* [WHAT YOU WILL DO]:
Copy every line of the records below without any changes, but leave out the pictures.

* [THE RECORDS]:
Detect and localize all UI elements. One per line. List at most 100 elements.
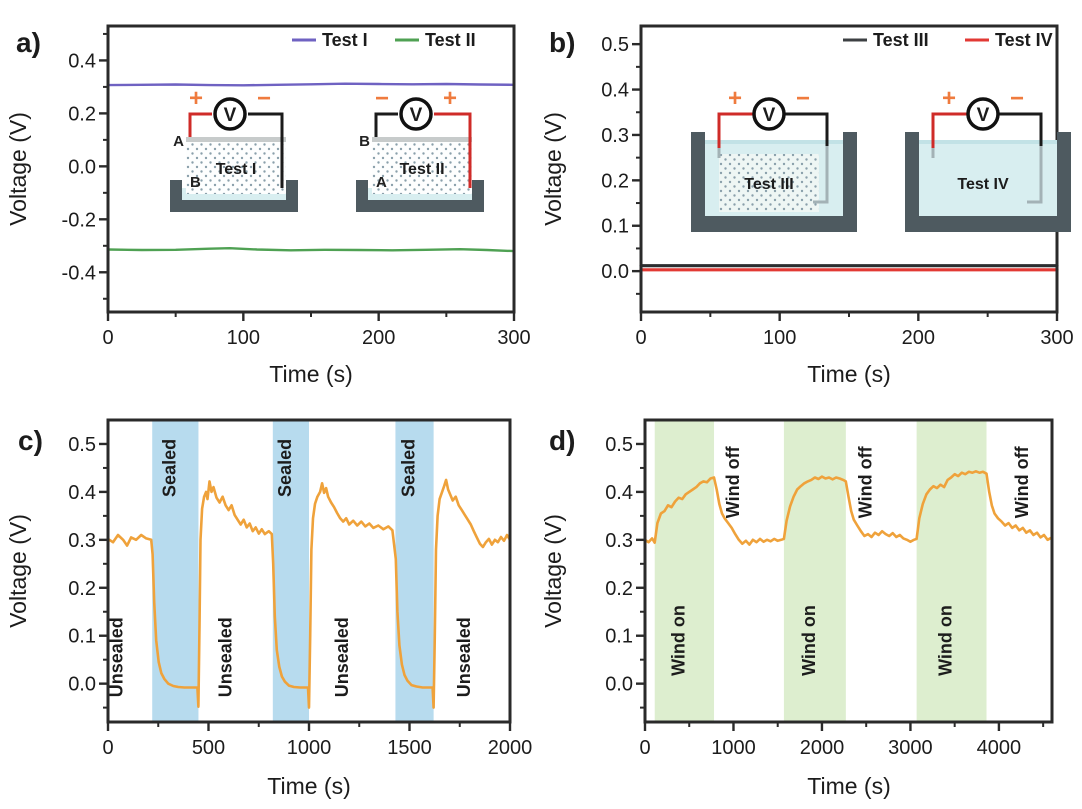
series-line	[643, 470, 1054, 546]
y-tick-label: 0.5	[601, 34, 629, 56]
x-tick-label: 300	[497, 327, 530, 349]
electrode-strip	[372, 137, 472, 142]
y-tick-label: 0.1	[605, 626, 633, 648]
legend-label: Test II	[425, 30, 476, 50]
x-tick-label: 0	[102, 327, 113, 349]
y-tick-label: 0.0	[68, 674, 96, 696]
inset-test-ii-label: Test II	[399, 161, 444, 178]
positive-wire	[188, 112, 212, 137]
y-tick-label: 0.2	[68, 103, 96, 125]
panel-label-c: c)	[18, 425, 43, 456]
voltmeter-v: V	[224, 105, 237, 126]
x-tick-label: 0	[102, 737, 113, 759]
y-tick-label: 0.4	[601, 80, 629, 102]
band-annotation: Sealed	[275, 439, 295, 497]
plus-sign: +	[728, 85, 742, 112]
x-tick-label: 300	[1040, 327, 1073, 349]
y-axis-title: Voltage (V)	[541, 112, 566, 226]
plot-layer: Sealed Sealed Sealed Unsealed Unsealed Unseal…	[68, 418, 532, 759]
x-tick-label: 200	[902, 327, 935, 349]
plot-layer: Wind on Wind on Wind on Wind off Wind off Win…	[605, 418, 1054, 759]
electrode-a-label: A	[173, 133, 184, 150]
minus-sign: −	[375, 85, 389, 112]
x-tick-label: 4000	[977, 737, 1022, 759]
legend-label: Test I	[322, 30, 368, 50]
y-tick-label: -0.2	[62, 209, 96, 231]
y-tick-label: -0.4	[62, 262, 96, 284]
shaded-band	[654, 420, 715, 722]
water-surface	[705, 140, 843, 144]
voltmeter-v: V	[410, 105, 423, 126]
series-line	[106, 82, 516, 87]
y-tick-label: 0.4	[68, 482, 96, 504]
y-tick-label: 0.2	[601, 170, 629, 192]
electrode-b-label: B	[359, 133, 370, 150]
shaded-band	[783, 420, 846, 722]
band-annotation: Wind off	[856, 445, 876, 518]
negative-wire	[374, 112, 398, 137]
y-tick-label: 0.4	[68, 50, 96, 72]
panel-d: Wind on Wind on Wind on Wind off Wind off Win…	[541, 400, 1082, 809]
voltmeter-icon	[399, 97, 433, 131]
panel-a: 0 100 200 300 0.4 0.2 0.0 -0.2 -0.4 Test I Test II…	[0, 0, 541, 400]
shaded-band	[395, 420, 434, 722]
voltmeter-v: V	[763, 105, 776, 126]
x-axis-title: Time (s)	[807, 361, 890, 387]
y-tick-label: 0.2	[605, 578, 633, 600]
panel-label-b: b)	[549, 27, 575, 58]
tray	[356, 180, 484, 212]
panel-label-d: d)	[549, 425, 575, 456]
band-annotation: Wind off	[723, 445, 743, 518]
minus-sign: −	[257, 85, 271, 112]
beaker	[691, 132, 857, 232]
x-tick-label: 3000	[888, 737, 933, 759]
panel-c: Sealed Sealed Sealed Unsealed Unsealed Unseal…	[0, 400, 541, 809]
tray	[170, 180, 298, 212]
panel-b: 0 100 200 300 0.0 0.1 0.2 0.3 0.4 0.5 Test III Test…	[541, 0, 1082, 400]
x-tick-label: 1000	[287, 737, 332, 759]
x-tick-label: 2000	[800, 737, 845, 759]
band-annotation: Unsealed	[216, 617, 236, 697]
x-tick-label: 0	[639, 737, 650, 759]
band-annotation: Wind off	[1012, 445, 1032, 518]
positive-wire	[434, 112, 472, 188]
negative-wire	[248, 112, 284, 188]
inset-test-iv: V + − Test IV	[905, 85, 1071, 232]
y-tick-label: 0.2	[68, 578, 96, 600]
negative-wire-underwater	[813, 146, 829, 204]
plot-layer: 0 100 200 300 0.0 0.1 0.2 0.3 0.4 0.5 Test III Test…	[601, 24, 1074, 349]
y-tick-label: 0.0	[601, 261, 629, 283]
panel-a-plot: 0 100 200 300 0.4 0.2 0.0 -0.2 -0.4 Test I Test II…	[5, 24, 531, 387]
x-tick-label: 100	[227, 327, 260, 349]
inset-test-iii: V + − Test III	[691, 85, 857, 232]
x-tick-label: 100	[763, 327, 796, 349]
panel-c-plot: Sealed Sealed Sealed Unsealed Unsealed Unseal…	[5, 418, 532, 799]
voltmeter-icon	[213, 97, 247, 131]
y-tick-label: 0.3	[605, 530, 633, 552]
inset-test-i: V + − A B Test I	[170, 85, 298, 212]
y-axis-title: Voltage (V)	[5, 514, 31, 628]
water-surface	[919, 140, 1057, 144]
y-tick-label: 0.5	[605, 434, 633, 456]
band-annotation: Wind on	[936, 605, 956, 676]
y-tick-label: 0.4	[605, 482, 633, 504]
band-annotation: Sealed	[399, 439, 419, 497]
y-tick-label: 0.3	[68, 530, 96, 552]
y-tick-label: 0.1	[601, 216, 629, 238]
electrode-strip	[186, 137, 286, 142]
series-line	[106, 478, 512, 709]
band-annotation: Wind on	[799, 605, 819, 676]
panel-label-a: a)	[16, 27, 41, 58]
minus-sign: −	[796, 85, 810, 112]
band-annotation: Unsealed	[332, 617, 352, 697]
band-annotation: Unsealed	[107, 617, 127, 697]
shaded-band	[272, 420, 309, 722]
beaker	[905, 132, 1071, 232]
x-tick-label: 0	[635, 327, 646, 349]
negative-wire	[783, 112, 829, 146]
legend-label: Test III	[873, 30, 929, 50]
x-tick-label: 500	[192, 737, 225, 759]
inset-test-ii: V − + B A Test II	[356, 85, 484, 212]
legend-label: Test IV	[995, 30, 1053, 50]
positive-wire	[931, 112, 969, 148]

* [FINISHED TASK]:
Detect and localize all UI elements. One per line. List at most 100 elements.
series-line	[643, 470, 1054, 546]
y-tick-label: 0.5	[601, 34, 629, 56]
x-tick-label: 300	[497, 327, 530, 349]
electrode-strip	[372, 137, 472, 142]
y-tick-label: 0.1	[605, 626, 633, 648]
legend-label: Test II	[425, 30, 476, 50]
x-tick-label: 0	[102, 327, 113, 349]
y-tick-label: 0.0	[68, 674, 96, 696]
inset-test-ii-label: Test II	[399, 161, 444, 178]
positive-wire	[188, 112, 212, 137]
y-tick-label: 0.2	[68, 103, 96, 125]
panel-label-c: c)	[18, 425, 43, 456]
voltmeter-v: V	[224, 105, 237, 126]
x-tick-label: 0	[102, 737, 113, 759]
y-tick-label: 0.4	[601, 80, 629, 102]
band-annotation: Sealed	[275, 439, 295, 497]
plus-sign: +	[728, 85, 742, 112]
x-tick-label: 300	[1040, 327, 1073, 349]
y-axis-title: Voltage (V)	[541, 112, 566, 226]
plot-layer: Sealed Sealed Sealed Unsealed Unsealed Unseal…	[68, 418, 532, 759]
x-tick-label: 200	[902, 327, 935, 349]
plot-layer: Wind on Wind on Wind on Wind off Wind off Win…	[605, 418, 1054, 759]
electrode-a-label: A	[173, 133, 184, 150]
minus-sign: −	[375, 85, 389, 112]
x-tick-label: 4000	[977, 737, 1022, 759]
legend-label: Test I	[322, 30, 368, 50]
y-tick-label: -0.2	[62, 209, 96, 231]
y-tick-label: -0.4	[62, 262, 96, 284]
shaded-band	[654, 420, 715, 722]
water-surface	[705, 140, 843, 144]
voltmeter-v: V	[410, 105, 423, 126]
series-line	[106, 82, 516, 87]
y-tick-label: 0.4	[68, 482, 96, 504]
y-tick-label: 0.2	[601, 170, 629, 192]
electrode-b-label: B	[359, 133, 370, 150]
shaded-band	[783, 420, 846, 722]
band-annotation: Wind off	[856, 445, 876, 518]
negative-wire	[374, 112, 398, 137]
y-tick-label: 0.4	[68, 50, 96, 72]
panel-d: Wind on Wind on Wind on Wind off Wind off Win…	[541, 400, 1082, 809]
voltmeter-icon	[399, 97, 433, 131]
panel-a: 0 100 200 300 0.4 0.2 0.0 -0.2 -0.4 Test I Test II…	[0, 0, 541, 400]
shaded-band	[395, 420, 434, 722]
voltmeter-v: V	[763, 105, 776, 126]
x-axis-title: Time (s)	[807, 361, 890, 387]
y-tick-label: 0.2	[605, 578, 633, 600]
panel-label-b: b)	[549, 27, 575, 58]
tray	[356, 180, 484, 212]
panel-label-d: d)	[549, 425, 575, 456]
band-annotation: Wind off	[723, 445, 743, 518]
minus-sign: −	[257, 85, 271, 112]
beaker	[691, 132, 857, 232]
x-tick-label: 3000	[888, 737, 933, 759]
panel-c: Sealed Sealed Sealed Unsealed Unsealed Unseal…	[0, 400, 541, 809]
tray	[170, 180, 298, 212]
panel-b: 0 100 200 300 0.0 0.1 0.2 0.3 0.4 0.5 Test III Test…	[541, 0, 1082, 400]
x-tick-label: 1000	[287, 737, 332, 759]
x-tick-label: 2000	[800, 737, 845, 759]
band-annotation: Unsealed	[216, 617, 236, 697]
x-tick-label: 0	[639, 737, 650, 759]
band-annotation: Wind off	[1012, 445, 1032, 518]
positive-wire	[434, 112, 472, 188]
negative-wire	[248, 112, 284, 188]
inset-test-iv: V + − Test IV	[905, 85, 1071, 232]
y-tick-label: 0.2	[68, 578, 96, 600]
negative-wire-underwater	[813, 146, 829, 204]
plot-layer: 0 100 200 300 0.0 0.1 0.2 0.3 0.4 0.5 Test III Test…	[601, 24, 1074, 349]
y-tick-label: 0.0	[601, 261, 629, 283]
panel-a-plot: 0 100 200 300 0.4 0.2 0.0 -0.2 -0.4 Test I Test II…	[5, 24, 531, 387]
x-tick-label: 100	[227, 327, 260, 349]
inset-test-iii: V + − Test III	[691, 85, 857, 232]
x-tick-label: 100	[763, 327, 796, 349]
panel-c-plot: Sealed Sealed Sealed Unsealed Unsealed Unseal…	[5, 418, 532, 799]
voltmeter-icon	[213, 97, 247, 131]
y-tick-label: 0.3	[605, 530, 633, 552]
inset-test-i: V + − A B Test I	[170, 85, 298, 212]
y-axis-title: Voltage (V)	[5, 514, 31, 628]
water-surface	[919, 140, 1057, 144]
y-tick-label: 0.5	[605, 434, 633, 456]
band-annotation: Wind on	[936, 605, 956, 676]
y-tick-label: 0.4	[605, 482, 633, 504]
band-annotation: Sealed	[399, 439, 419, 497]
y-tick-label: 0.3	[68, 530, 96, 552]
y-tick-label: 0.1	[601, 216, 629, 238]
electrode-strip	[186, 137, 286, 142]
series-line	[106, 478, 512, 709]
band-annotation: Wind on	[799, 605, 819, 676]
panel-label-a: a)	[16, 27, 41, 58]
minus-sign: −	[796, 85, 810, 112]
band-annotation: Unsealed	[332, 617, 352, 697]
band-annotation: Unsealed	[107, 617, 127, 697]
shaded-band	[272, 420, 309, 722]
beaker	[905, 132, 1071, 232]
x-tick-label: 0	[635, 327, 646, 349]
negative-wire	[783, 112, 829, 146]
legend-label: Test III	[873, 30, 929, 50]
x-tick-label: 500	[192, 737, 225, 759]
inset-test-ii: V − + B A Test II	[356, 85, 484, 212]
legend-label: Test IV	[995, 30, 1053, 50]
positive-wire	[931, 112, 969, 148]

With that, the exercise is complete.